### DATASET RECORDS
————

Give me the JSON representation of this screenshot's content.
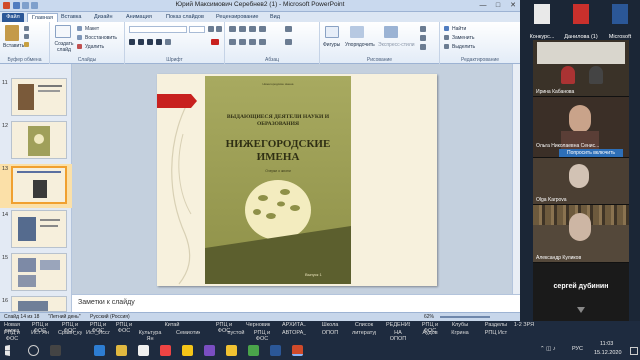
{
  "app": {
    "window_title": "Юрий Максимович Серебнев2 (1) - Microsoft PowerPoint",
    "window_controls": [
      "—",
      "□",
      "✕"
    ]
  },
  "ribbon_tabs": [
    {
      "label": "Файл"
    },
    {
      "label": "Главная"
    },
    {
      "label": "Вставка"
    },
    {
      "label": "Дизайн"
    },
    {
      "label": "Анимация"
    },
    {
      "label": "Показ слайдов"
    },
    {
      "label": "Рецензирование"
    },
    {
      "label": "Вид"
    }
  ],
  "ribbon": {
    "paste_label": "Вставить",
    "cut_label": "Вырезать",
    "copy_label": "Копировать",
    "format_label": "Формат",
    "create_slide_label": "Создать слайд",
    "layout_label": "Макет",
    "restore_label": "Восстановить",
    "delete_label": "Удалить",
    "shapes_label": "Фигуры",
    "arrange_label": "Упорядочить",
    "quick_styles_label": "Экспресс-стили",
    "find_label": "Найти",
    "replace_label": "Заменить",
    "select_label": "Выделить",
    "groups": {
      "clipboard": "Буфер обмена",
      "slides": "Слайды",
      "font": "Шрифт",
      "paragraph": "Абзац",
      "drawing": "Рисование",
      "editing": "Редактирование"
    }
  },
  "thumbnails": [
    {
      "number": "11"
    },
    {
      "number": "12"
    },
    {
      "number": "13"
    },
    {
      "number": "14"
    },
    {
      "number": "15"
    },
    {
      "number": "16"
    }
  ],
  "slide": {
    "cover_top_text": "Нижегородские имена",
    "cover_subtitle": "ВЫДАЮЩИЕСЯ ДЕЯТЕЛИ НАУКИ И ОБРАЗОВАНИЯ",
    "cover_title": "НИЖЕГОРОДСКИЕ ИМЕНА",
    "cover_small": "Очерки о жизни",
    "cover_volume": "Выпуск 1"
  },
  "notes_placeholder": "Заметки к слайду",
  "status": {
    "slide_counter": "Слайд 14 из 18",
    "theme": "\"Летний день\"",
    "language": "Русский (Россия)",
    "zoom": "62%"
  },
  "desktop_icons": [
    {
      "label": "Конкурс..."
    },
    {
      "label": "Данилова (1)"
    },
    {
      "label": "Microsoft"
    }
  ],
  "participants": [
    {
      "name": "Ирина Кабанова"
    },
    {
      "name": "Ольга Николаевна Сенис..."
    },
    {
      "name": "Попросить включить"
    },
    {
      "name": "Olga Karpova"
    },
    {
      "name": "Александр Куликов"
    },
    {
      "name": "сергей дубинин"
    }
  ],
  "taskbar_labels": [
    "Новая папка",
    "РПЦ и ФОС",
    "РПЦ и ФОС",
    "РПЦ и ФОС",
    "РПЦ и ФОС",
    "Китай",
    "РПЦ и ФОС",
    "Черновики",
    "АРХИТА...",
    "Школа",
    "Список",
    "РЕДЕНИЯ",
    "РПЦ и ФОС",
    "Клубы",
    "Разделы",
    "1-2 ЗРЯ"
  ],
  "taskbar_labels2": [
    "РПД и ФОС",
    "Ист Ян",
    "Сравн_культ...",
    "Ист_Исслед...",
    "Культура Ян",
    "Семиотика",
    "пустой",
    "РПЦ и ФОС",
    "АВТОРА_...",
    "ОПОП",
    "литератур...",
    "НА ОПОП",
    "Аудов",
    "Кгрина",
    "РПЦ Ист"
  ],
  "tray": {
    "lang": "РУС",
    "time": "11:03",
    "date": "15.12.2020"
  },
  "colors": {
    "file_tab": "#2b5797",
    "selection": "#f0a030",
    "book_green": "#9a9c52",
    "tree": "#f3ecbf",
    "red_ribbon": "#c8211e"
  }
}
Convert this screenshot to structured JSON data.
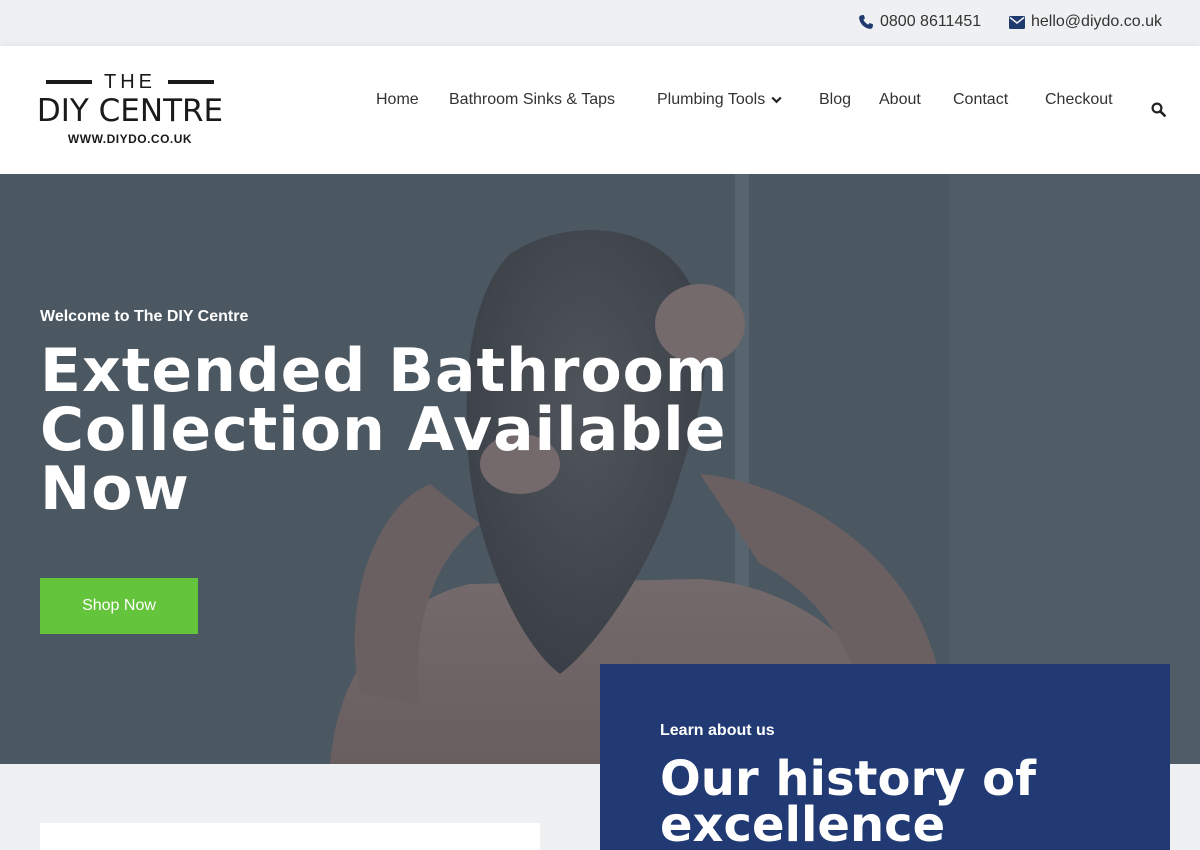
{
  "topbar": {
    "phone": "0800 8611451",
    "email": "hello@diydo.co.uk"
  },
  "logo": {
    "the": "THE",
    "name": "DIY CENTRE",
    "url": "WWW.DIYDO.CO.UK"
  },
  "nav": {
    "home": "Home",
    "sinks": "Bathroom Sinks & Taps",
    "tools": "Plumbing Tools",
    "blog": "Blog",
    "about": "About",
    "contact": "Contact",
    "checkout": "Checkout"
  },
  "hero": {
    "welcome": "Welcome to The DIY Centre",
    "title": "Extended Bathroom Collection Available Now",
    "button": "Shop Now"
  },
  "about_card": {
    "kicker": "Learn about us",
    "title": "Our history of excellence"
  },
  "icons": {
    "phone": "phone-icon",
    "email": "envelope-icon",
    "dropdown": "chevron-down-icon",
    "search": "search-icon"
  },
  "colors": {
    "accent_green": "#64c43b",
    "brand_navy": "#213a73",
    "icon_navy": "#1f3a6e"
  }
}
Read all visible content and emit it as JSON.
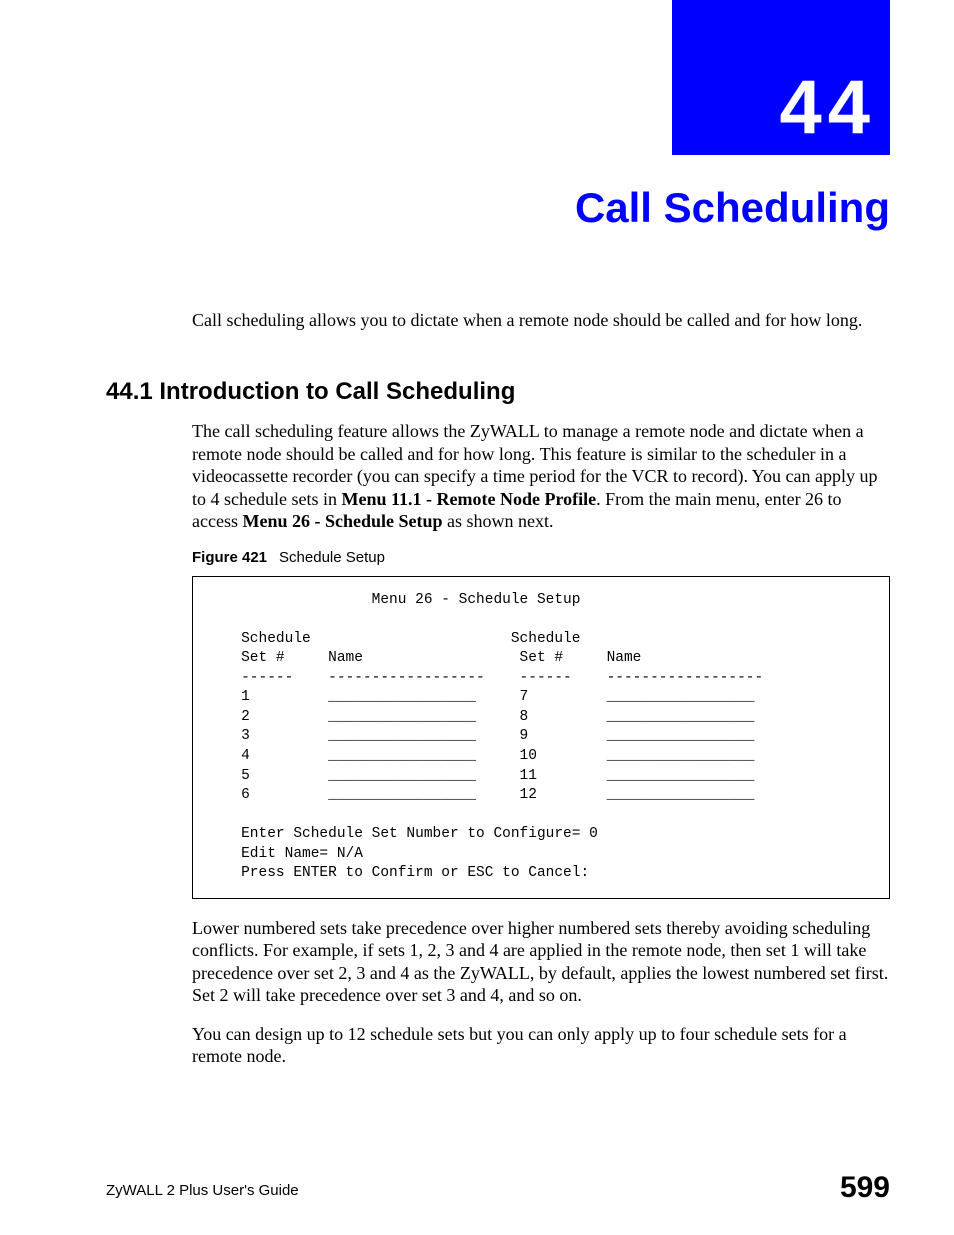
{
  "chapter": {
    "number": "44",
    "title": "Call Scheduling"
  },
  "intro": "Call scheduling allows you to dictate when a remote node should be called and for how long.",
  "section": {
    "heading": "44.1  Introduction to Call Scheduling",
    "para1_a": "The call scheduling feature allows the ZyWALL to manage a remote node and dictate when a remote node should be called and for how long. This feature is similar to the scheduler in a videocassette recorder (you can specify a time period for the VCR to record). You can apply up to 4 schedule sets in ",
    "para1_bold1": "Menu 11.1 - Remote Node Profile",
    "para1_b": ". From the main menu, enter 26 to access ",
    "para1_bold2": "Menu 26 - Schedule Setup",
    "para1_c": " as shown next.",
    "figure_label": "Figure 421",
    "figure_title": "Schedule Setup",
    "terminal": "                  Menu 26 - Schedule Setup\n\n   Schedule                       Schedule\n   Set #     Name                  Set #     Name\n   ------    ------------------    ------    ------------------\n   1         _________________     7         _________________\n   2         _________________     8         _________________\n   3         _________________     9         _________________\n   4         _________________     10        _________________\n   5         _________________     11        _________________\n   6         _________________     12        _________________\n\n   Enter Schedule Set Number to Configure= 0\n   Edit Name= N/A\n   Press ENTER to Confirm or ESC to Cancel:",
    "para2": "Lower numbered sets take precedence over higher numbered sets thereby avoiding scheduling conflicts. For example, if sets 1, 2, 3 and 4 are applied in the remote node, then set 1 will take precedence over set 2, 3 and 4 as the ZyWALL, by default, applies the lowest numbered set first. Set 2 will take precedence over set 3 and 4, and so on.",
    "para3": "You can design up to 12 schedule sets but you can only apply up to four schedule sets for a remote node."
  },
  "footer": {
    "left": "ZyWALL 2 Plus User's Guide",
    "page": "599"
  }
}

————

### EXERCISE DESCRIPTION
Copy every line that contains the string "Microsoft".

### SOLVED EXERCISE
    "window_title": "Юрий Максимович Серебнев2 (1) - Microsoft PowerPoint",
      "label": "Microsoft"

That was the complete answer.